Instructions for the task:
All of the lines below are to be transcribed faithfully, with pictures excluded from the copy.

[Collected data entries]

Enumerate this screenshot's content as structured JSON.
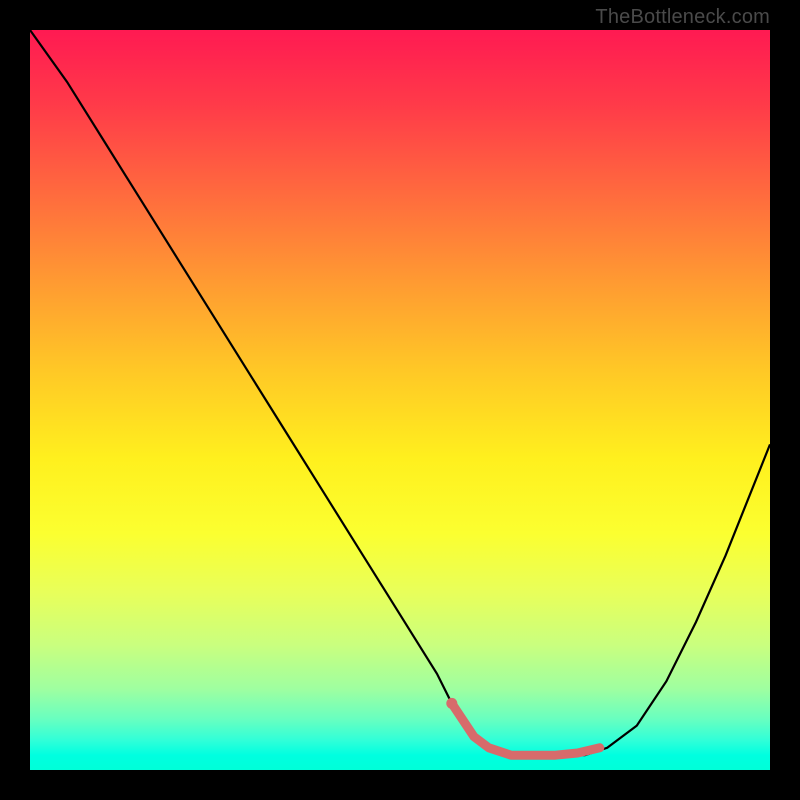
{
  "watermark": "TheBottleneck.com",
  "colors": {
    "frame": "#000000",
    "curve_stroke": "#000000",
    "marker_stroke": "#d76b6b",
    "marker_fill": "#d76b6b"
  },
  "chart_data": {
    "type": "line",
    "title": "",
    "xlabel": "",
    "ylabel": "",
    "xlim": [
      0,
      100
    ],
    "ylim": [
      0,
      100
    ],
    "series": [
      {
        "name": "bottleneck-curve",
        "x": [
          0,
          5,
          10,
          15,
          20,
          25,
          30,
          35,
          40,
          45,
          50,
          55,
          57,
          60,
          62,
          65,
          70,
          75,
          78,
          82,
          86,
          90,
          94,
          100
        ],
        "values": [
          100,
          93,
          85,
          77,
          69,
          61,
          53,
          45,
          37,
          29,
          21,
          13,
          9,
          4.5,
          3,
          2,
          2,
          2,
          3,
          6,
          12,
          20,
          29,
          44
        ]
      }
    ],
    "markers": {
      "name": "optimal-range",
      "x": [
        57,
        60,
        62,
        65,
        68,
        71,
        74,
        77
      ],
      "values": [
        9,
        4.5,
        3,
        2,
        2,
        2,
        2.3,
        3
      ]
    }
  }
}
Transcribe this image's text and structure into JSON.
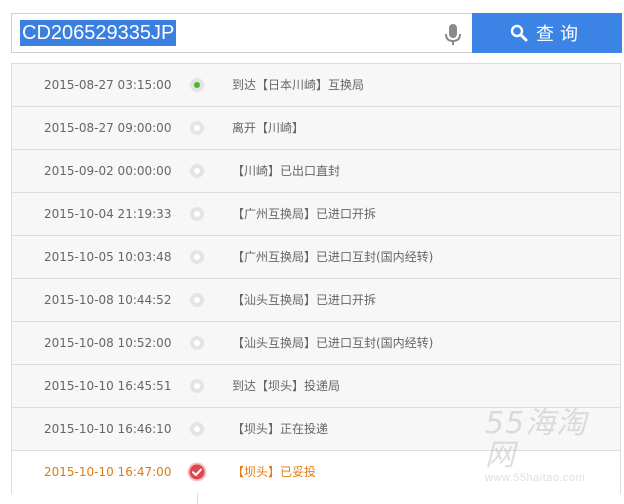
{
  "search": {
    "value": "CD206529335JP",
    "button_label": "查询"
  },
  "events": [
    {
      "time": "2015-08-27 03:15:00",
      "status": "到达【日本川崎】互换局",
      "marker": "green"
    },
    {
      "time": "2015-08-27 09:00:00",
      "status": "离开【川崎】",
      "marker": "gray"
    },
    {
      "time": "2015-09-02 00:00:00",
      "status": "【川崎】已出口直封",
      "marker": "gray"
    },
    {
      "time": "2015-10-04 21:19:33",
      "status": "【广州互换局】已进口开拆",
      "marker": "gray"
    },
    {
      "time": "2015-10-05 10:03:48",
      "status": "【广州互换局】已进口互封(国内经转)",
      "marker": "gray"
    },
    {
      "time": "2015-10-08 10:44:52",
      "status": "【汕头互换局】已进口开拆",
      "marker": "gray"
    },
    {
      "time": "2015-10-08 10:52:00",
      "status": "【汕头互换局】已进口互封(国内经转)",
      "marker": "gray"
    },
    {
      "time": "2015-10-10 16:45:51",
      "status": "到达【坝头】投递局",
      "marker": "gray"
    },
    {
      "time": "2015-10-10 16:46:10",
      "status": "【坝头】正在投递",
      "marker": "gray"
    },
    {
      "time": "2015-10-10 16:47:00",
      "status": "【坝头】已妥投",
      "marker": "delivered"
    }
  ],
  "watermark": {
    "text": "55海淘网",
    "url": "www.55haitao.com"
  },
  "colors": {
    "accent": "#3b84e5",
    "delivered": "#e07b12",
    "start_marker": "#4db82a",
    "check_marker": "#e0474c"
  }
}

Exercise solution:
Enumerate this screenshot's content as structured JSON.
{
  "watermark": "TheBottleneck.com",
  "colors": {
    "frame": "#000000",
    "curve_stroke": "#000000",
    "marker_stroke": "#d76b6b",
    "marker_fill": "#d76b6b"
  },
  "chart_data": {
    "type": "line",
    "title": "",
    "xlabel": "",
    "ylabel": "",
    "xlim": [
      0,
      100
    ],
    "ylim": [
      0,
      100
    ],
    "series": [
      {
        "name": "bottleneck-curve",
        "x": [
          0,
          5,
          10,
          15,
          20,
          25,
          30,
          35,
          40,
          45,
          50,
          55,
          57,
          60,
          62,
          65,
          70,
          75,
          78,
          82,
          86,
          90,
          94,
          100
        ],
        "values": [
          100,
          93,
          85,
          77,
          69,
          61,
          53,
          45,
          37,
          29,
          21,
          13,
          9,
          4.5,
          3,
          2,
          2,
          2,
          3,
          6,
          12,
          20,
          29,
          44
        ]
      }
    ],
    "markers": {
      "name": "optimal-range",
      "x": [
        57,
        60,
        62,
        65,
        68,
        71,
        74,
        77
      ],
      "values": [
        9,
        4.5,
        3,
        2,
        2,
        2,
        2.3,
        3
      ]
    }
  }
}
Transcribe this image's text and structure into JSON.
{
  "search": {
    "value": "CD206529335JP",
    "button_label": "查询"
  },
  "events": [
    {
      "time": "2015-08-27 03:15:00",
      "status": "到达【日本川崎】互换局",
      "marker": "green"
    },
    {
      "time": "2015-08-27 09:00:00",
      "status": "离开【川崎】",
      "marker": "gray"
    },
    {
      "time": "2015-09-02 00:00:00",
      "status": "【川崎】已出口直封",
      "marker": "gray"
    },
    {
      "time": "2015-10-04 21:19:33",
      "status": "【广州互换局】已进口开拆",
      "marker": "gray"
    },
    {
      "time": "2015-10-05 10:03:48",
      "status": "【广州互换局】已进口互封(国内经转)",
      "marker": "gray"
    },
    {
      "time": "2015-10-08 10:44:52",
      "status": "【汕头互换局】已进口开拆",
      "marker": "gray"
    },
    {
      "time": "2015-10-08 10:52:00",
      "status": "【汕头互换局】已进口互封(国内经转)",
      "marker": "gray"
    },
    {
      "time": "2015-10-10 16:45:51",
      "status": "到达【坝头】投递局",
      "marker": "gray"
    },
    {
      "time": "2015-10-10 16:46:10",
      "status": "【坝头】正在投递",
      "marker": "gray"
    },
    {
      "time": "2015-10-10 16:47:00",
      "status": "【坝头】已妥投",
      "marker": "delivered"
    }
  ],
  "watermark": {
    "text": "55海淘网",
    "url": "www.55haitao.com"
  },
  "colors": {
    "accent": "#3b84e5",
    "delivered": "#e07b12",
    "start_marker": "#4db82a",
    "check_marker": "#e0474c"
  }
}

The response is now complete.